Set down all of the data that follows word for word, without the images.

** start **

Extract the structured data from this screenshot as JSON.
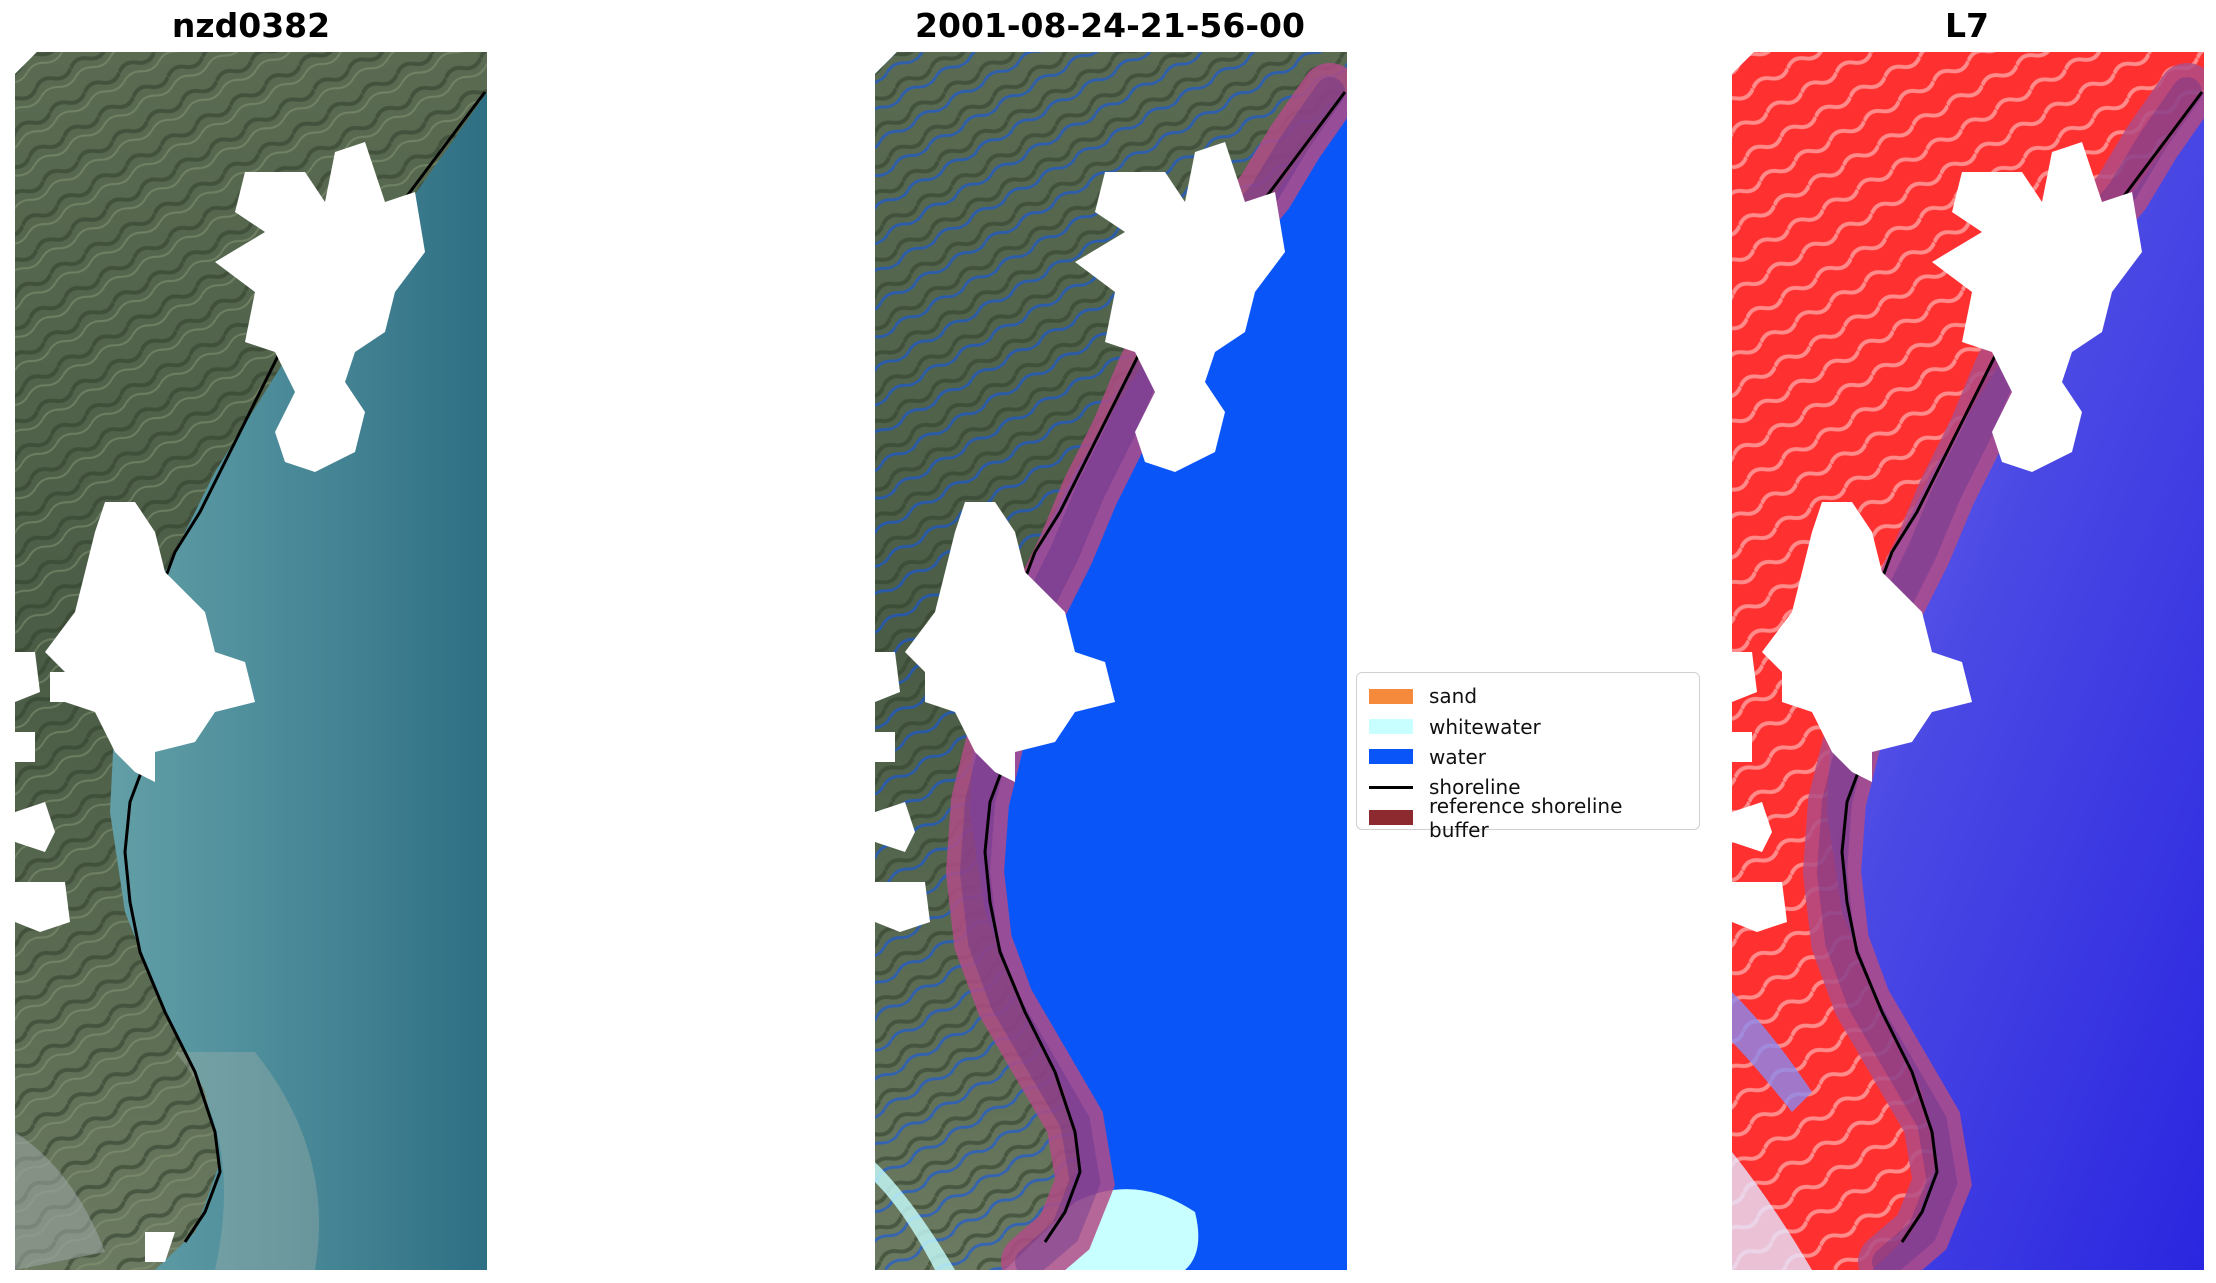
{
  "panels": [
    {
      "title": "nzd0382"
    },
    {
      "title": "2001-08-24-21-56-00"
    },
    {
      "title": "L7"
    }
  ],
  "legend": {
    "items": [
      {
        "label": "sand",
        "color": "#f58a3c",
        "kind": "patch"
      },
      {
        "label": "whitewater",
        "color": "#c8ffff",
        "kind": "patch"
      },
      {
        "label": "water",
        "color": "#0a55f8",
        "kind": "patch"
      },
      {
        "label": "shoreline",
        "color": "#000000",
        "kind": "line"
      },
      {
        "label": "reference shoreline buffer",
        "color": "#8c2a2f",
        "kind": "patch"
      }
    ]
  },
  "colors": {
    "land_green": "#4e6048",
    "sea_teal": "#4f8f9c",
    "water_class": "#0a55f8",
    "ndwi_land": "#ff3030",
    "ndwi_water": "#3030e8",
    "buffer": "#b04c86",
    "cloud": "#ffffff"
  }
}
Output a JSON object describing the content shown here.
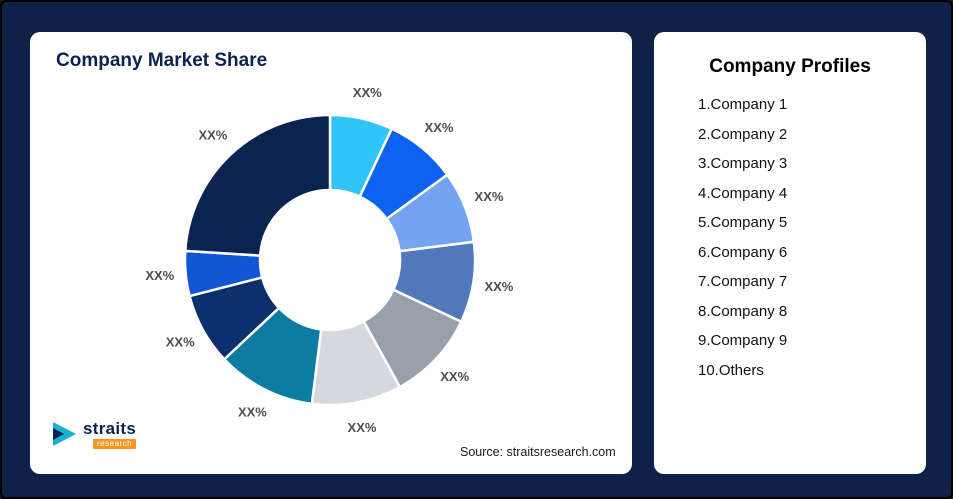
{
  "page": {
    "background": "#0e2149"
  },
  "left_card": {
    "title": "Company Market Share",
    "source": "Source: straitsresearch.com",
    "logo": {
      "name": "straits",
      "sub": "research"
    }
  },
  "profiles": {
    "title": "Company Profiles",
    "items": [
      "1.Company 1",
      "2.Company 2",
      "3.Company 3",
      "4.Company 4",
      "5.Company 5",
      "6.Company 6",
      "7.Company 7",
      "8.Company 8",
      "9.Company 9",
      "10.Others"
    ]
  },
  "chart_data": {
    "type": "pie",
    "subtype": "donut",
    "title": "Company Market Share",
    "categories": [
      "Company 1",
      "Company 2",
      "Company 3",
      "Company 4",
      "Company 5",
      "Company 6",
      "Company 7",
      "Company 8",
      "Company 9",
      "Others"
    ],
    "values": [
      7,
      8,
      8,
      9,
      10,
      10,
      11,
      8,
      5,
      24
    ],
    "values_note": "percent shares estimated from arc angles; all data labels are placeholder text",
    "slice_labels": [
      "XX%",
      "XX%",
      "XX%",
      "XX%",
      "XX%",
      "XX%",
      "XX%",
      "XX%",
      "XX%",
      "XX%"
    ],
    "colors": [
      "#2fc5f8",
      "#0d62f0",
      "#74a3f3",
      "#5278bd",
      "#97a1ab",
      "#d5d9dd",
      "#0c7da1",
      "#0e2f6d",
      "#1256d8",
      "#0a2351"
    ],
    "start_angle_deg": -90,
    "direction": "clockwise",
    "inner_radius_ratio": 0.48,
    "legend": "none",
    "label_color": "#4d4d4d",
    "stroke_color": "#ffffff"
  }
}
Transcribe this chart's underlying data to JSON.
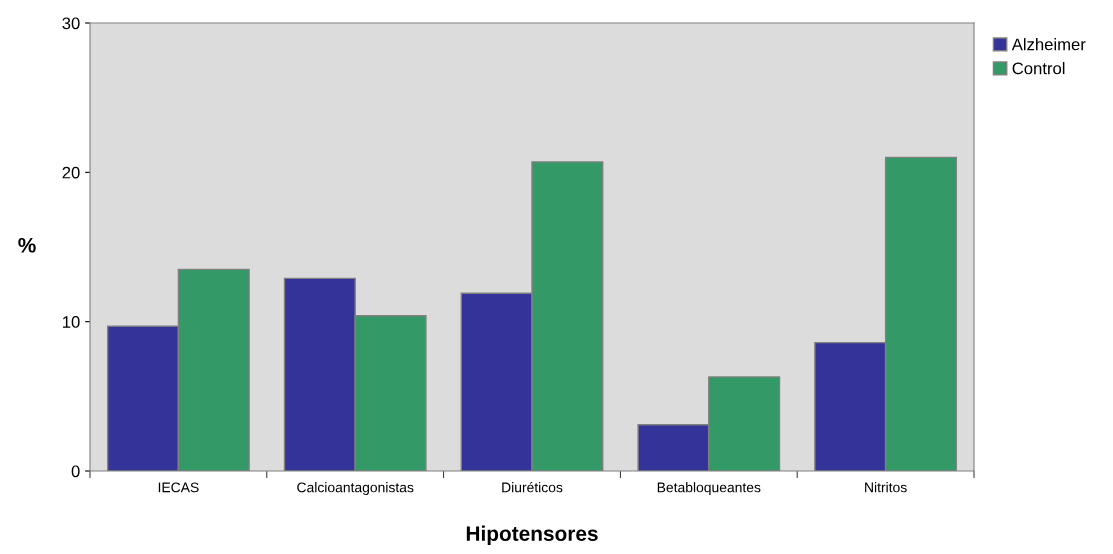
{
  "chart_data": {
    "type": "bar",
    "xlabel": "Hipotensores",
    "ylabel": "%",
    "categories": [
      "IECAS",
      "Calcioantagonistas",
      "Diuréticos",
      "Betabloqueantes",
      "Nitritos"
    ],
    "series": [
      {
        "name": "Alzheimer",
        "color": "#333399",
        "values": [
          9.7,
          12.9,
          11.9,
          3.1,
          8.6
        ]
      },
      {
        "name": "Control",
        "color": "#339966",
        "values": [
          13.5,
          10.4,
          20.7,
          6.3,
          21.0
        ]
      }
    ],
    "ylim": [
      0,
      30
    ],
    "yticks": [
      0,
      10,
      20,
      30
    ],
    "grid": false,
    "legend": "top right"
  }
}
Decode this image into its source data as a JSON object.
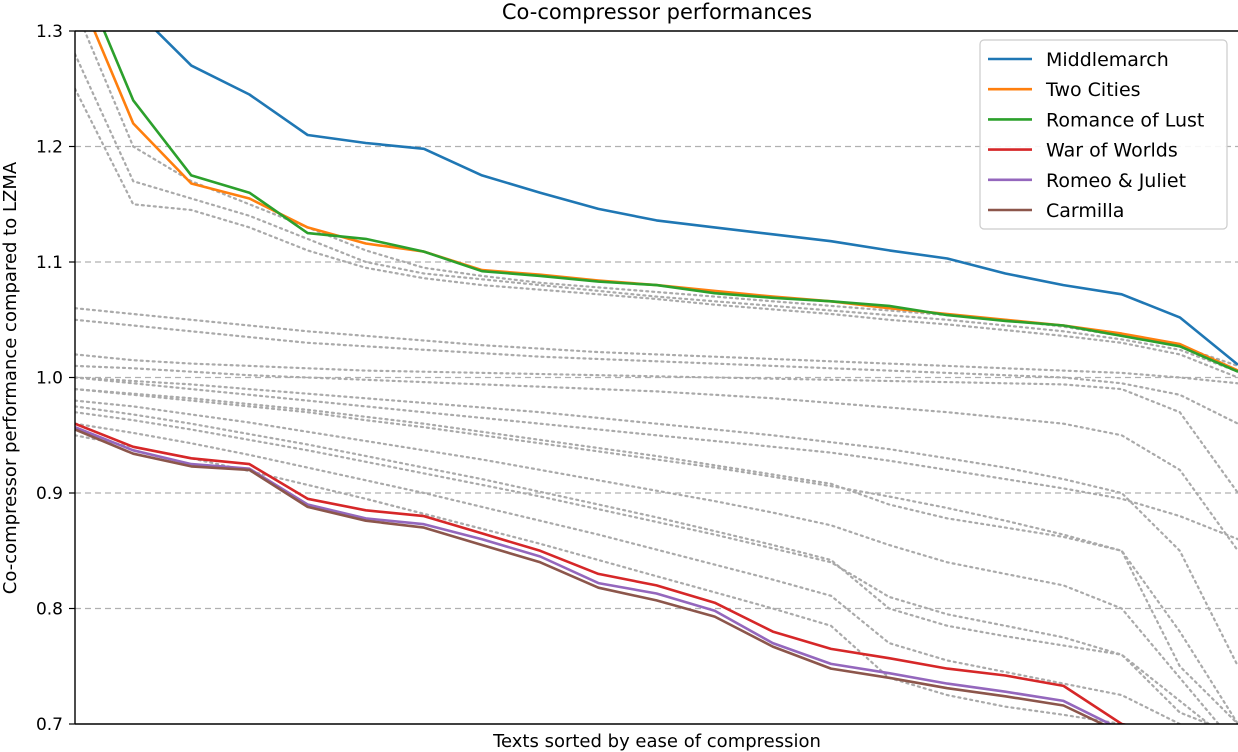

** end **

Output:
Extract the structured data from this screenshot as JSON.
{
  "panels": [
    {
      "title": "nzd0382"
    },
    {
      "title": "2001-08-24-21-56-00"
    },
    {
      "title": "L7"
    }
  ],
  "legend": {
    "items": [
      {
        "label": "sand",
        "color": "#f58a3c",
        "kind": "patch"
      },
      {
        "label": "whitewater",
        "color": "#c8ffff",
        "kind": "patch"
      },
      {
        "label": "water",
        "color": "#0a55f8",
        "kind": "patch"
      },
      {
        "label": "shoreline",
        "color": "#000000",
        "kind": "line"
      },
      {
        "label": "reference shoreline buffer",
        "color": "#8c2a2f",
        "kind": "patch"
      }
    ]
  },
  "colors": {
    "land_green": "#4e6048",
    "sea_teal": "#4f8f9c",
    "water_class": "#0a55f8",
    "ndwi_land": "#ff3030",
    "ndwi_water": "#3030e8",
    "buffer": "#b04c86",
    "cloud": "#ffffff"
  }
}
Output a JSON object describing the content shown here.
{
  "page": {
    "background": "#0e2149"
  },
  "left_card": {
    "title": "Company Market Share",
    "source": "Source: straitsresearch.com",
    "logo": {
      "name": "straits",
      "sub": "research"
    }
  },
  "profiles": {
    "title": "Company Profiles",
    "items": [
      "1.Company 1",
      "2.Company 2",
      "3.Company 3",
      "4.Company 4",
      "5.Company 5",
      "6.Company 6",
      "7.Company 7",
      "8.Company 8",
      "9.Company 9",
      "10.Others"
    ]
  },
  "chart_data": {
    "type": "pie",
    "subtype": "donut",
    "title": "Company Market Share",
    "categories": [
      "Company 1",
      "Company 2",
      "Company 3",
      "Company 4",
      "Company 5",
      "Company 6",
      "Company 7",
      "Company 8",
      "Company 9",
      "Others"
    ],
    "values": [
      7,
      8,
      8,
      9,
      10,
      10,
      11,
      8,
      5,
      24
    ],
    "values_note": "percent shares estimated from arc angles; all data labels are placeholder text",
    "slice_labels": [
      "XX%",
      "XX%",
      "XX%",
      "XX%",
      "XX%",
      "XX%",
      "XX%",
      "XX%",
      "XX%",
      "XX%"
    ],
    "colors": [
      "#2fc5f8",
      "#0d62f0",
      "#74a3f3",
      "#5278bd",
      "#97a1ab",
      "#d5d9dd",
      "#0c7da1",
      "#0e2f6d",
      "#1256d8",
      "#0a2351"
    ],
    "start_angle_deg": -90,
    "direction": "clockwise",
    "inner_radius_ratio": 0.48,
    "legend": "none",
    "label_color": "#4d4d4d",
    "stroke_color": "#ffffff"
  }
}
Transcribe this chart's underlying data to JSON.
{
  "chart_data": {
    "type": "bar",
    "xlabel": "Hipotensores",
    "ylabel": "%",
    "categories": [
      "IECAS",
      "Calcioantagonistas",
      "Diuréticos",
      "Betabloqueantes",
      "Nitritos"
    ],
    "series": [
      {
        "name": "Alzheimer",
        "color": "#333399",
        "values": [
          9.7,
          12.9,
          11.9,
          3.1,
          8.6
        ]
      },
      {
        "name": "Control",
        "color": "#339966",
        "values": [
          13.5,
          10.4,
          20.7,
          6.3,
          21.0
        ]
      }
    ],
    "ylim": [
      0,
      30
    ],
    "yticks": [
      0,
      10,
      20,
      30
    ],
    "grid": false,
    "legend": "top right"
  }
}
Decode this image into its source data as a JSON object.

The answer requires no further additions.